**TEXT EXCERPT:**
★ ★ ★ ★ ★
The Southern Nazarene Crimson Storm are the athletic teams that represent Southern Nazarene University, located in Bethany, Oklahoma, in intercollegiate sports as a member of the NCAA Division II ranks, primarily competing in the Great American Conference (GAC) since the 2012–13 academic year.

The Crimson Storm previously competed in the Sooner Athletic Conference (SAC) of the National Association of Intercollegiate Athletics (NAIA) from 1978–79 to 2011–12; and in the Texoma Athletic Conference from 1972–73 to 1977–78.

==Varsity teams==
SNU compete in 20 intercollegiate varsity sports: Men's sports include baseball, basketball, cheerleading, cross country, equestrian, football, golf, rugby, soccer and track & field; while women's sports include basketball, cheerleading, cross country, equestrian, golf, rugby, soccer, softball, track & field and volleyball.
★ ★ ★ ★ ★
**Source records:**
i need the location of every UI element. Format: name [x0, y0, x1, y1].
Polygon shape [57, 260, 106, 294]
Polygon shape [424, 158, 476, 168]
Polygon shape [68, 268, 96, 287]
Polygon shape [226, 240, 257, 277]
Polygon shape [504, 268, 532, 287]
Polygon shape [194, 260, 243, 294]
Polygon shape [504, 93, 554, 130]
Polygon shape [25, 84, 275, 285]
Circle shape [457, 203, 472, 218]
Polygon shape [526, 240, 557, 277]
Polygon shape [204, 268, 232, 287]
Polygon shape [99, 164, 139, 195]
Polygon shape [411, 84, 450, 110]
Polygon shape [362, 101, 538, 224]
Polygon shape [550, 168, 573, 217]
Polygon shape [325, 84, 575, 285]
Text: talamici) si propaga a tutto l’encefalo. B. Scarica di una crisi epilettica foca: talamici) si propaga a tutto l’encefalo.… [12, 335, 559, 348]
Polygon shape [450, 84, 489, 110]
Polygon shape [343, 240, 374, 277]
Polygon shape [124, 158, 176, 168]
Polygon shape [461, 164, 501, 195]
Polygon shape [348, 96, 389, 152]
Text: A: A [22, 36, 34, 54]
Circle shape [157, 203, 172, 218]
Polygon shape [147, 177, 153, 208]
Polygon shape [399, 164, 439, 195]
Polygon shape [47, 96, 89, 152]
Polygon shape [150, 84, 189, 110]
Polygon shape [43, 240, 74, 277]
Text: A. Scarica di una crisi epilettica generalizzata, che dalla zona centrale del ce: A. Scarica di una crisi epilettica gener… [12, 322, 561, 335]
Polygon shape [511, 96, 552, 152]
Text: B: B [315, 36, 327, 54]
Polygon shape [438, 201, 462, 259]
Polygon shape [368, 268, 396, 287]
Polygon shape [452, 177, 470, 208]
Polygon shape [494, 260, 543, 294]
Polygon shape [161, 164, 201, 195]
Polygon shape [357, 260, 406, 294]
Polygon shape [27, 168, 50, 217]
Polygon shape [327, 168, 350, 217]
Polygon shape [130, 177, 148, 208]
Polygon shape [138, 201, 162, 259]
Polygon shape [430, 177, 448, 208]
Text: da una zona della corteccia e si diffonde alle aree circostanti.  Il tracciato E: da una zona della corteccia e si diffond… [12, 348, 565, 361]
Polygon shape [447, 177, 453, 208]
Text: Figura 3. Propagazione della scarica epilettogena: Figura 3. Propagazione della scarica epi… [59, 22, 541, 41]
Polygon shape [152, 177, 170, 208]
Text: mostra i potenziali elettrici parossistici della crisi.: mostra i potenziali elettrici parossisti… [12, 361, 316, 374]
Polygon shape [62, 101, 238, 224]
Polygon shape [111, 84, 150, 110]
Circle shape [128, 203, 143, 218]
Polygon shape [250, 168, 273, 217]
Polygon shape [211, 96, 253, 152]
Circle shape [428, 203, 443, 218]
★ ★ ★ ★ ★
**REQUIRED ACTION:** Write out the part of the Southern Nazarene athletics text starting at "The Crimson Storm" and ending at "1972–73 to 1977–78.", and swap "Texoma Athletic Conference" for "Texoma Conference" in it.

**ANSWER TO THIS TASK:**
The Crimson Storm previously competed in the Sooner Athletic Conference (SAC) of the National Association of Intercollegiate Athletics (NAIA) from 1978–79 to 2011–12; and in the Texoma Conference from 1972–73 to 1977–78.